Saved data entries
-- begin --
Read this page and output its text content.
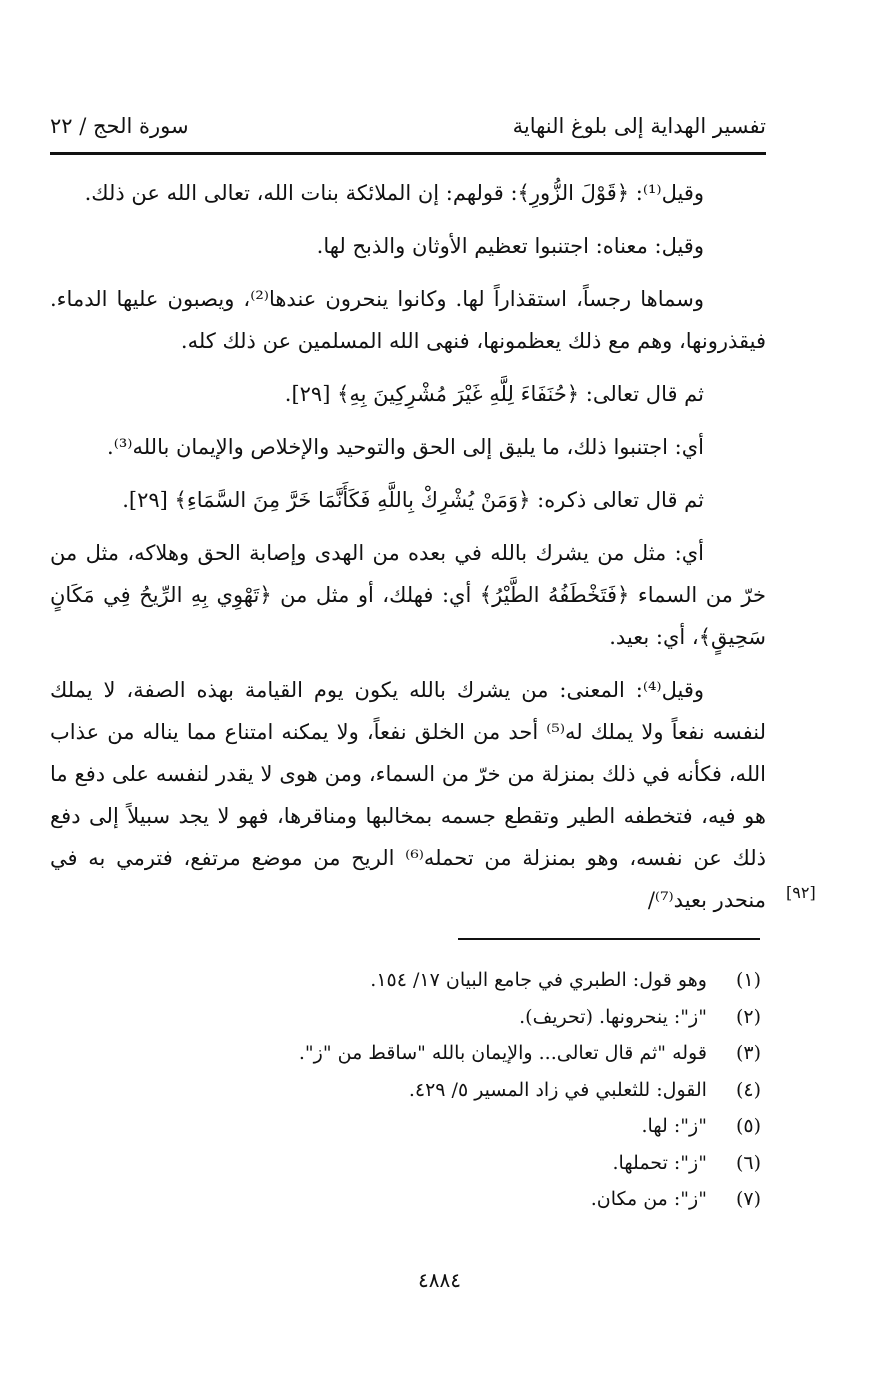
تفسير الهداية إلى بلوغ النهاية
سورة الحج / ٢٢

وقيل⁽¹⁾: ﴿قَوْلَ الزُّورِ﴾: قولهم: إن الملائكة بنات الله، تعالى الله عن ذلك.

وقيل: معناه: اجتنبوا تعظيم الأوثان والذبح لها.

وسماها رجساً، استقذاراً لها. وكانوا ينحرون عندها⁽²⁾، ويصبون عليها الدماء. فيقذرونها، وهم مع ذلك يعظمونها، فنهى الله المسلمين عن ذلك كله.

ثم قال تعالى: ﴿حُنَفَاءَ لِلَّهِ غَيْرَ مُشْرِكِينَ بِهِ﴾ [٢٩].

أي: اجتنبوا ذلك، ما يليق إلى الحق والتوحيد والإخلاص والإيمان بالله⁽³⁾.

ثم قال تعالى ذكره: ﴿وَمَنْ يُشْرِكْ بِاللَّهِ فَكَأَنَّمَا خَرَّ مِنَ السَّمَاءِ﴾ [٢٩].

أي: مثل من يشرك بالله في بعده من الهدى وإصابة الحق وهلاكه، مثل من خرّ من السماء ﴿فَتَخْطَفُهُ الطَّيْرُ﴾ أي: فهلك، أو مثل من ﴿تَهْوِي بِهِ الرِّيحُ فِي مَكَانٍ سَحِيقٍ﴾، أي: بعيد.

وقيل⁽⁴⁾: المعنى: من يشرك بالله يكون يوم القيامة بهذه الصفة، لا يملك لنفسه نفعاً ولا يملك له⁽⁵⁾ أحد من الخلق نفعاً، ولا يمكنه امتناع مما يناله من عذاب الله، فكأنه في ذلك بمنزلة من خرّ من السماء، ومن هوى لا يقدر لنفسه على دفع ما هو فيه، فتخطفه الطير وتقطع جسمه بمخالبها ومناقرها، فهو لا يجد سبيلاً إلى دفع ذلك عن نفسه، وهو بمنزلة من تحمله⁽⁶⁾ الريح من موضع مرتفع، فترمي به في منحدر بعيد⁽⁷⁾/ [٩٢]
(١) وهو قول: الطبري في جامع البيان ١٧/ ١٥٤.
(٢) "ز": ينحرونها. (تحريف).
(٣) قوله "ثم قال تعالى... والإيمان بالله "ساقط من "ز".
(٤) القول: للثعلبي في زاد المسير ٥/ ٤٢٩.
(٥) "ز": لها.
(٦) "ز": تحملها.
(٧) "ز": من مكان.
٤٨٨٤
-- end --
Task goal
Your task is to repeat the data above exactly while excluding the pictures.

Complete response
Read this page and output its text content.
تفسير الهداية إلى بلوغ النهاية
سورة الحج / ٢٢

وقيل⁽¹⁾: ﴿قَوْلَ الزُّورِ﴾: قولهم: إن الملائكة بنات الله، تعالى الله عن ذلك.

وقيل: معناه: اجتنبوا تعظيم الأوثان والذبح لها.

وسماها رجساً، استقذاراً لها. وكانوا ينحرون عندها⁽²⁾، ويصبون عليها الدماء. فيقذرونها، وهم مع ذلك يعظمونها، فنهى الله المسلمين عن ذلك كله.

ثم قال تعالى: ﴿حُنَفَاءَ لِلَّهِ غَيْرَ مُشْرِكِينَ بِهِ﴾ [٢٩].

أي: اجتنبوا ذلك، ما يليق إلى الحق والتوحيد والإخلاص والإيمان بالله⁽³⁾.

ثم قال تعالى ذكره: ﴿وَمَنْ يُشْرِكْ بِاللَّهِ فَكَأَنَّمَا خَرَّ مِنَ السَّمَاءِ﴾ [٢٩].

أي: مثل من يشرك بالله في بعده من الهدى وإصابة الحق وهلاكه، مثل من خرّ من السماء ﴿فَتَخْطَفُهُ الطَّيْرُ﴾ أي: فهلك، أو مثل من ﴿تَهْوِي بِهِ الرِّيحُ فِي مَكَانٍ سَحِيقٍ﴾، أي: بعيد.

وقيل⁽⁴⁾: المعنى: من يشرك بالله يكون يوم القيامة بهذه الصفة، لا يملك لنفسه نفعاً ولا يملك له⁽⁵⁾ أحد من الخلق نفعاً، ولا يمكنه امتناع مما يناله من عذاب الله، فكأنه في ذلك بمنزلة من خرّ من السماء، ومن هوى لا يقدر لنفسه على دفع ما هو فيه، فتخطفه الطير وتقطع جسمه بمخالبها ومناقرها، فهو لا يجد سبيلاً إلى دفع ذلك عن نفسه، وهو بمنزلة من تحمله⁽⁶⁾ الريح من موضع مرتفع، فترمي به في منحدر بعيد⁽⁷⁾/ [٩٢]
(١) وهو قول: الطبري في جامع البيان ١٧/ ١٥٤.
(٢) "ز": ينحرونها. (تحريف).
(٣) قوله "ثم قال تعالى... والإيمان بالله "ساقط من "ز".
(٤) القول: للثعلبي في زاد المسير ٥/ ٤٢٩.
(٥) "ز": لها.
(٦) "ز": تحملها.
(٧) "ز": من مكان.
٤٨٨٤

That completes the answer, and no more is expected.